** Excerpt from a dataset **
^^^^

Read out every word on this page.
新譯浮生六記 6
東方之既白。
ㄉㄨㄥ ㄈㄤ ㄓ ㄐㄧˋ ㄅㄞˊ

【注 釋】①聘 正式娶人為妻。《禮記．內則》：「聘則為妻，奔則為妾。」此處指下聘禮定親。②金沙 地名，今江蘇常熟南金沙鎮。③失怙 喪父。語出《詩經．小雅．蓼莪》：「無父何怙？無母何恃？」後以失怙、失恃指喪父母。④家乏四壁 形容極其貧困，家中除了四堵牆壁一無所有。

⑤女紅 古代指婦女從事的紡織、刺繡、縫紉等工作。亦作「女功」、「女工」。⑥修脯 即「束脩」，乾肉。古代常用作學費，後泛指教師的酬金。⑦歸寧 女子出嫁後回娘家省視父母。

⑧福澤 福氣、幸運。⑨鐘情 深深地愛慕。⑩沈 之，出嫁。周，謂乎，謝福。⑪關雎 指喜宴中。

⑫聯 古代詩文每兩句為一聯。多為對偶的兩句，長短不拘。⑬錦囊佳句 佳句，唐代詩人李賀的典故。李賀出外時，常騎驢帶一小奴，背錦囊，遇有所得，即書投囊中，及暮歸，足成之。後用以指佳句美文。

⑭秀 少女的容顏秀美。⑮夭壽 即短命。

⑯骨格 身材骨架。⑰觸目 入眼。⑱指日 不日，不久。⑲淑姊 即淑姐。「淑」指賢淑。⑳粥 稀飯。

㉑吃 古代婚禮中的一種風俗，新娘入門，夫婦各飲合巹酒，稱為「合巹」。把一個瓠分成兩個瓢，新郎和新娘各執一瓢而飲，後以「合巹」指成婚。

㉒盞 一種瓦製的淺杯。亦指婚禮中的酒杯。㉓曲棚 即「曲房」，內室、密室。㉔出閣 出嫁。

^^^^

** Task to complete **
Repeat each of the entries above precisely as given.

** The completed task **
Read out every word on this page.
新譯浮生六記 6
東方之既白。
ㄉㄨㄥ ㄈㄤ ㄓ ㄐㄧˋ ㄅㄞˊ

【注 釋】①聘 正式娶人為妻。《禮記．內則》：「聘則為妻，奔則為妾。」此處指下聘禮定親。②金沙 地名，今江蘇常熟南金沙鎮。③失怙 喪父。語出《詩經．小雅．蓼莪》：「無父何怙？無母何恃？」後以失怙、失恃指喪父母。④家乏四壁 形容極其貧困，家中除了四堵牆壁一無所有。

⑤女紅 古代指婦女從事的紡織、刺繡、縫紉等工作。亦作「女功」、「女工」。⑥修脯 即「束脩」，乾肉。古代常用作學費，後泛指教師的酬金。⑦歸寧 女子出嫁後回娘家省視父母。

⑧福澤 福氣、幸運。⑨鐘情 深深地愛慕。⑩沈 之，出嫁。周，謂乎，謝福。⑪關雎 指喜宴中。

⑫聯 古代詩文每兩句為一聯。多為對偶的兩句，長短不拘。⑬錦囊佳句 佳句，唐代詩人李賀的典故。李賀出外時，常騎驢帶一小奴，背錦囊，遇有所得，即書投囊中，及暮歸，足成之。後用以指佳句美文。

⑭秀 少女的容顏秀美。⑮夭壽 即短命。

⑯骨格 身材骨架。⑰觸目 入眼。⑱指日 不日，不久。⑲淑姊 即淑姐。「淑」指賢淑。⑳粥 稀飯。

㉑吃 古代婚禮中的一種風俗，新娘入門，夫婦各飲合巹酒，稱為「合巹」。把一個瓠分成兩個瓢，新郎和新娘各執一瓢而飲，後以「合巹」指成婚。

㉒盞 一種瓦製的淺杯。亦指婚禮中的酒杯。㉓曲棚 即「曲房」，內室、密室。㉔出閣 出嫁。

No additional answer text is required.